• Task
Write out every single entry exactly.

• Data

|---|

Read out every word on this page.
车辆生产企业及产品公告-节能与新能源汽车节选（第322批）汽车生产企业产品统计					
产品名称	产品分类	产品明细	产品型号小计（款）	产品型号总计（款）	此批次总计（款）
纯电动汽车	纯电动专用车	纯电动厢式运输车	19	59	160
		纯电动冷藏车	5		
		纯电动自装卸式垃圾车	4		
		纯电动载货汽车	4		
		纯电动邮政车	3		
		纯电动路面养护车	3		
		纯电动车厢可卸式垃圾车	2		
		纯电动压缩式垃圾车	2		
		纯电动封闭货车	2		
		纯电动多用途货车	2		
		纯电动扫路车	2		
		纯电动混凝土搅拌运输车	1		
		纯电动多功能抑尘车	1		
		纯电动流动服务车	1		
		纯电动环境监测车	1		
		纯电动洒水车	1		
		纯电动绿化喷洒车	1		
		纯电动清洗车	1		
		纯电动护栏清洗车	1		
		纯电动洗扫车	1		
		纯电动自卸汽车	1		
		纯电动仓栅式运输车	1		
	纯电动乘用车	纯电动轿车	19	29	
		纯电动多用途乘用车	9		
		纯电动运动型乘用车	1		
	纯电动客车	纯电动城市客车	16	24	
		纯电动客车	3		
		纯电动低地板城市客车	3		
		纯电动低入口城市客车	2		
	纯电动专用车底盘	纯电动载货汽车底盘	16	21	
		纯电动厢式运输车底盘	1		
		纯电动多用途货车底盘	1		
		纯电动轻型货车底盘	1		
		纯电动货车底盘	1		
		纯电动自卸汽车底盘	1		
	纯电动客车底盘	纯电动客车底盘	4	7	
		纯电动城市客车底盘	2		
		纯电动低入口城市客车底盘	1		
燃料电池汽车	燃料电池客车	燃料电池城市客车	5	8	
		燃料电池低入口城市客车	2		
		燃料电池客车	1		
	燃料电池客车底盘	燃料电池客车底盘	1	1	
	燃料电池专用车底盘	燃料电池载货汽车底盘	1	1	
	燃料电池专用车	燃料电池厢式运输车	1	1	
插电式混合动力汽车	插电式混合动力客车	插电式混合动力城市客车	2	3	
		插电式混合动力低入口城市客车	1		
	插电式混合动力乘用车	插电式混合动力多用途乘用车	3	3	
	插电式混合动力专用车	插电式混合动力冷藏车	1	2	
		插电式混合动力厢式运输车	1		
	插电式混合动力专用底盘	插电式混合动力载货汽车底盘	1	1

|---|

• Written solution
Read out every word on this page.
车辆生产企业及产品公告-节能与新能源汽车节选（第322批）汽车生产企业产品统计					
产品名称	产品分类	产品明细	产品型号小计（款）	产品型号总计（款）	此批次总计（款）
纯电动汽车	纯电动专用车	纯电动厢式运输车	19	59	160
		纯电动冷藏车	5		
		纯电动自装卸式垃圾车	4		
		纯电动载货汽车	4		
		纯电动邮政车	3		
		纯电动路面养护车	3		
		纯电动车厢可卸式垃圾车	2		
		纯电动压缩式垃圾车	2		
		纯电动封闭货车	2		
		纯电动多用途货车	2		
		纯电动扫路车	2		
		纯电动混凝土搅拌运输车	1		
		纯电动多功能抑尘车	1		
		纯电动流动服务车	1		
		纯电动环境监测车	1		
		纯电动洒水车	1		
		纯电动绿化喷洒车	1		
		纯电动清洗车	1		
		纯电动护栏清洗车	1		
		纯电动洗扫车	1		
		纯电动自卸汽车	1		
		纯电动仓栅式运输车	1		
	纯电动乘用车	纯电动轿车	19	29	
		纯电动多用途乘用车	9		
		纯电动运动型乘用车	1		
	纯电动客车	纯电动城市客车	16	24	
		纯电动客车	3		
		纯电动低地板城市客车	3		
		纯电动低入口城市客车	2		
	纯电动专用车底盘	纯电动载货汽车底盘	16	21	
		纯电动厢式运输车底盘	1		
		纯电动多用途货车底盘	1		
		纯电动轻型货车底盘	1		
		纯电动货车底盘	1		
		纯电动自卸汽车底盘	1		
	纯电动客车底盘	纯电动客车底盘	4	7	
		纯电动城市客车底盘	2		
		纯电动低入口城市客车底盘	1		
燃料电池汽车	燃料电池客车	燃料电池城市客车	5	8	
		燃料电池低入口城市客车	2		
		燃料电池客车	1		
	燃料电池客车底盘	燃料电池客车底盘	1	1	
	燃料电池专用车底盘	燃料电池载货汽车底盘	1	1	
	燃料电池专用车	燃料电池厢式运输车	1	1	
插电式混合动力汽车	插电式混合动力客车	插电式混合动力城市客车	2	3	
		插电式混合动力低入口城市客车	1		
	插电式混合动力乘用车	插电式混合动力多用途乘用车	3	3	
	插电式混合动力专用车	插电式混合动力冷藏车	1	2	
		插电式混合动力厢式运输车	1		
	插电式混合动力专用底盘	插电式混合动力载货汽车底盘	1	1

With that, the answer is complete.